== INSTRUCTIONS TO FOLLOW ==
Determine the number of lines containing the word "title", and state that figure alone.

== DATASET EXTRACT ==
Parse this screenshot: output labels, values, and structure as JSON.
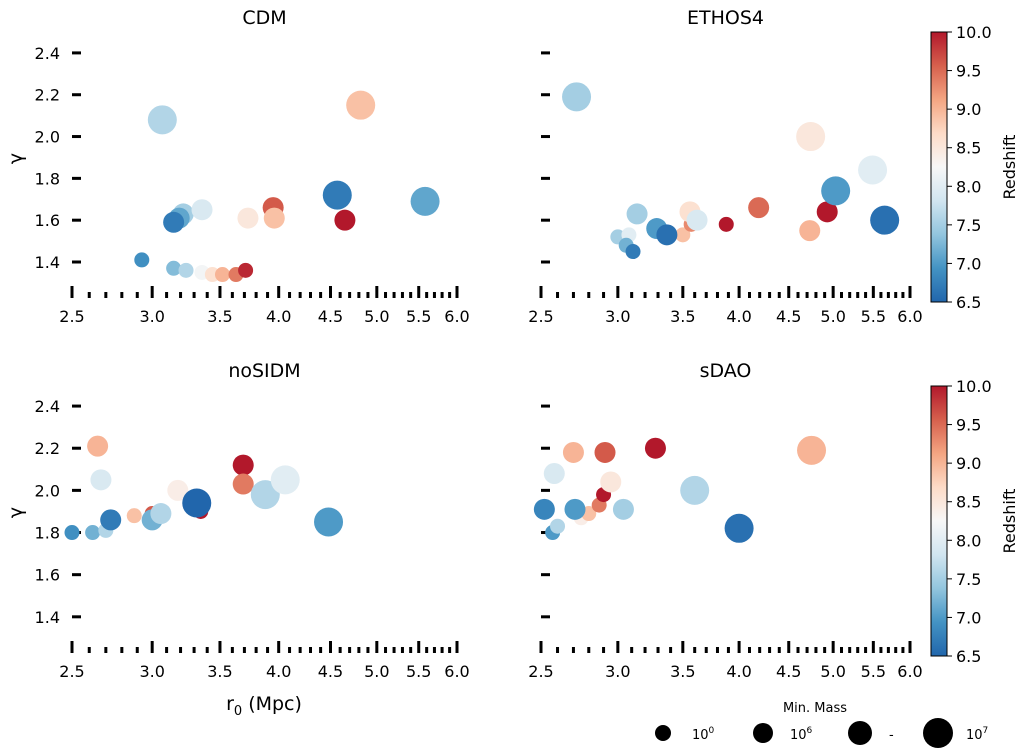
{
  "colorbar": {
    "label": "Redshift",
    "min": 6.5,
    "max": 10.0,
    "ticks": [
      "10.0",
      "9.5",
      "9.0",
      "8.5",
      "8.0",
      "7.5",
      "7.0",
      "6.5"
    ],
    "stops": [
      "#2166ac",
      "#4393c3",
      "#92c5de",
      "#d1e5f0",
      "#f7f7f7",
      "#fddbc7",
      "#f4a582",
      "#d6604d",
      "#b2182b"
    ]
  },
  "legend": {
    "title": "Min. Mass",
    "entries": [
      {
        "base": "10",
        "exp": "0",
        "text": ""
      },
      {
        "base": "10",
        "exp": "6",
        "text": ""
      },
      {
        "base": "",
        "exp": "",
        "text": "-"
      },
      {
        "base": "10",
        "exp": "7",
        "text": ""
      }
    ]
  },
  "axes": {
    "xlabel_base": "r",
    "xlabel_sub": "0",
    "xlabel_rest": " (Mpc)",
    "ylabel": "γ",
    "xticks": [
      "2.5",
      "3.0",
      "3.5",
      "4.0",
      "4.5",
      "5.0",
      "5.5",
      "6.0"
    ],
    "xtick_values": [
      2.5,
      3.0,
      3.5,
      4.0,
      4.5,
      5.0,
      5.5,
      6.0
    ],
    "xscale": "log",
    "xlim": [
      2.5,
      6.0
    ]
  },
  "chart_data": [
    {
      "type": "scatter",
      "title": "CDM",
      "ylim": [
        1.29,
        2.5
      ],
      "yticks": [
        "1.4",
        "1.6",
        "1.8",
        "2.0",
        "2.2",
        "2.4"
      ],
      "ytick_values": [
        1.4,
        1.6,
        1.8,
        2.0,
        2.2,
        2.4
      ],
      "points": [
        {
          "x": 2.93,
          "y": 1.41,
          "z": 6.9,
          "size": 0
        },
        {
          "x": 3.15,
          "y": 1.37,
          "z": 7.3,
          "size": 0
        },
        {
          "x": 3.24,
          "y": 1.36,
          "z": 7.6,
          "size": 0
        },
        {
          "x": 3.36,
          "y": 1.35,
          "z": 8.2,
          "size": 0
        },
        {
          "x": 3.44,
          "y": 1.34,
          "z": 8.6,
          "size": 0
        },
        {
          "x": 3.52,
          "y": 1.34,
          "z": 9.0,
          "size": 0
        },
        {
          "x": 3.63,
          "y": 1.34,
          "z": 9.4,
          "size": 0
        },
        {
          "x": 3.71,
          "y": 1.36,
          "z": 9.9,
          "size": 0
        },
        {
          "x": 3.22,
          "y": 1.63,
          "z": 7.5,
          "size": 1
        },
        {
          "x": 3.19,
          "y": 1.61,
          "z": 7.1,
          "size": 1
        },
        {
          "x": 3.15,
          "y": 1.59,
          "z": 6.7,
          "size": 1
        },
        {
          "x": 3.36,
          "y": 1.65,
          "z": 7.9,
          "size": 1
        },
        {
          "x": 3.73,
          "y": 1.61,
          "z": 8.5,
          "size": 1
        },
        {
          "x": 3.95,
          "y": 1.66,
          "z": 9.6,
          "size": 1
        },
        {
          "x": 3.96,
          "y": 1.61,
          "z": 8.9,
          "size": 1
        },
        {
          "x": 4.65,
          "y": 1.6,
          "z": 10.0,
          "size": 1
        },
        {
          "x": 3.07,
          "y": 2.08,
          "z": 7.6,
          "size": 2
        },
        {
          "x": 4.57,
          "y": 1.72,
          "z": 6.7,
          "size": 2
        },
        {
          "x": 5.58,
          "y": 1.69,
          "z": 7.1,
          "size": 2
        },
        {
          "x": 4.82,
          "y": 2.15,
          "z": 8.9,
          "size": 2
        }
      ]
    },
    {
      "type": "scatter",
      "title": "ETHOS4",
      "ylim": [
        1.29,
        2.5
      ],
      "yticks": [
        "1.4",
        "1.6",
        "1.8",
        "2.0",
        "2.2",
        "2.4"
      ],
      "ytick_values": [
        1.4,
        1.6,
        1.8,
        2.0,
        2.2,
        2.4
      ],
      "points": [
        {
          "x": 3.0,
          "y": 1.52,
          "z": 7.5,
          "size": 0
        },
        {
          "x": 3.08,
          "y": 1.53,
          "z": 8.0,
          "size": 0
        },
        {
          "x": 3.06,
          "y": 1.48,
          "z": 7.2,
          "size": 0
        },
        {
          "x": 3.11,
          "y": 1.45,
          "z": 6.7,
          "size": 0
        },
        {
          "x": 3.5,
          "y": 1.53,
          "z": 8.9,
          "size": 0
        },
        {
          "x": 3.57,
          "y": 1.58,
          "z": 9.3,
          "size": 0
        },
        {
          "x": 3.88,
          "y": 1.58,
          "z": 10.0,
          "size": 0
        },
        {
          "x": 3.14,
          "y": 1.63,
          "z": 7.5,
          "size": 1
        },
        {
          "x": 3.29,
          "y": 1.56,
          "z": 7.0,
          "size": 1
        },
        {
          "x": 3.37,
          "y": 1.53,
          "z": 6.6,
          "size": 1
        },
        {
          "x": 3.56,
          "y": 1.64,
          "z": 8.6,
          "size": 1
        },
        {
          "x": 3.62,
          "y": 1.6,
          "z": 7.9,
          "size": 1
        },
        {
          "x": 4.19,
          "y": 1.66,
          "z": 9.5,
          "size": 1
        },
        {
          "x": 4.73,
          "y": 1.55,
          "z": 9.0,
          "size": 1
        },
        {
          "x": 4.93,
          "y": 1.64,
          "z": 10.0,
          "size": 1
        },
        {
          "x": 2.72,
          "y": 2.19,
          "z": 7.5,
          "size": 2
        },
        {
          "x": 4.74,
          "y": 2.0,
          "z": 8.5,
          "size": 2
        },
        {
          "x": 5.03,
          "y": 1.74,
          "z": 7.0,
          "size": 2
        },
        {
          "x": 5.49,
          "y": 1.84,
          "z": 8.0,
          "size": 2
        },
        {
          "x": 5.65,
          "y": 1.6,
          "z": 6.6,
          "size": 2
        }
      ]
    },
    {
      "type": "scatter",
      "title": "noSIDM",
      "ylim": [
        1.29,
        2.5
      ],
      "yticks": [
        "1.4",
        "1.6",
        "1.8",
        "2.0",
        "2.2",
        "2.4"
      ],
      "ytick_values": [
        1.4,
        1.6,
        1.8,
        2.0,
        2.2,
        2.4
      ],
      "points": [
        {
          "x": 2.5,
          "y": 1.8,
          "z": 6.9,
          "size": 0
        },
        {
          "x": 2.62,
          "y": 1.8,
          "z": 7.2,
          "size": 0
        },
        {
          "x": 2.7,
          "y": 1.81,
          "z": 7.6,
          "size": 0
        },
        {
          "x": 2.88,
          "y": 1.88,
          "z": 8.9,
          "size": 0
        },
        {
          "x": 3.0,
          "y": 1.89,
          "z": 9.6,
          "size": 0
        },
        {
          "x": 3.35,
          "y": 1.9,
          "z": 10.0,
          "size": 0
        },
        {
          "x": 2.73,
          "y": 1.86,
          "z": 6.7,
          "size": 1
        },
        {
          "x": 3.0,
          "y": 1.86,
          "z": 7.2,
          "size": 1
        },
        {
          "x": 3.06,
          "y": 1.89,
          "z": 7.6,
          "size": 1
        },
        {
          "x": 2.65,
          "y": 2.21,
          "z": 9.0,
          "size": 1
        },
        {
          "x": 2.67,
          "y": 2.05,
          "z": 7.9,
          "size": 1
        },
        {
          "x": 3.18,
          "y": 2.0,
          "z": 8.4,
          "size": 1
        },
        {
          "x": 3.69,
          "y": 2.12,
          "z": 10.0,
          "size": 1
        },
        {
          "x": 3.69,
          "y": 2.03,
          "z": 9.4,
          "size": 1
        },
        {
          "x": 3.32,
          "y": 1.94,
          "z": 6.5,
          "size": 2
        },
        {
          "x": 3.88,
          "y": 1.98,
          "z": 7.6,
          "size": 2
        },
        {
          "x": 4.06,
          "y": 2.05,
          "z": 8.0,
          "size": 2
        },
        {
          "x": 4.48,
          "y": 1.85,
          "z": 7.0,
          "size": 2
        }
      ]
    },
    {
      "type": "scatter",
      "title": "sDAO",
      "ylim": [
        1.29,
        2.5
      ],
      "yticks": [
        "1.4",
        "1.6",
        "1.8",
        "2.0",
        "2.2",
        "2.4"
      ],
      "ytick_values": [
        1.4,
        1.6,
        1.8,
        2.0,
        2.2,
        2.4
      ],
      "points": [
        {
          "x": 2.57,
          "y": 1.8,
          "z": 7.0,
          "size": 0
        },
        {
          "x": 2.6,
          "y": 1.83,
          "z": 7.6,
          "size": 0
        },
        {
          "x": 2.75,
          "y": 1.87,
          "z": 8.4,
          "size": 0
        },
        {
          "x": 2.8,
          "y": 1.89,
          "z": 8.9,
          "size": 0
        },
        {
          "x": 2.87,
          "y": 1.93,
          "z": 9.4,
          "size": 0
        },
        {
          "x": 2.9,
          "y": 1.98,
          "z": 10.0,
          "size": 0
        },
        {
          "x": 2.52,
          "y": 1.91,
          "z": 6.8,
          "size": 1
        },
        {
          "x": 2.58,
          "y": 2.08,
          "z": 7.9,
          "size": 1
        },
        {
          "x": 2.71,
          "y": 1.91,
          "z": 7.0,
          "size": 1
        },
        {
          "x": 2.7,
          "y": 2.18,
          "z": 9.0,
          "size": 1
        },
        {
          "x": 2.91,
          "y": 2.18,
          "z": 9.6,
          "size": 1
        },
        {
          "x": 2.95,
          "y": 2.04,
          "z": 8.5,
          "size": 1
        },
        {
          "x": 3.04,
          "y": 1.91,
          "z": 7.5,
          "size": 1
        },
        {
          "x": 3.28,
          "y": 2.2,
          "z": 10.0,
          "size": 1
        },
        {
          "x": 3.6,
          "y": 2.0,
          "z": 7.6,
          "size": 2
        },
        {
          "x": 4.0,
          "y": 1.82,
          "z": 6.6,
          "size": 2
        },
        {
          "x": 4.75,
          "y": 2.19,
          "z": 9.0,
          "size": 2
        }
      ]
    }
  ]
}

== THE COMPLETED TASK ==
5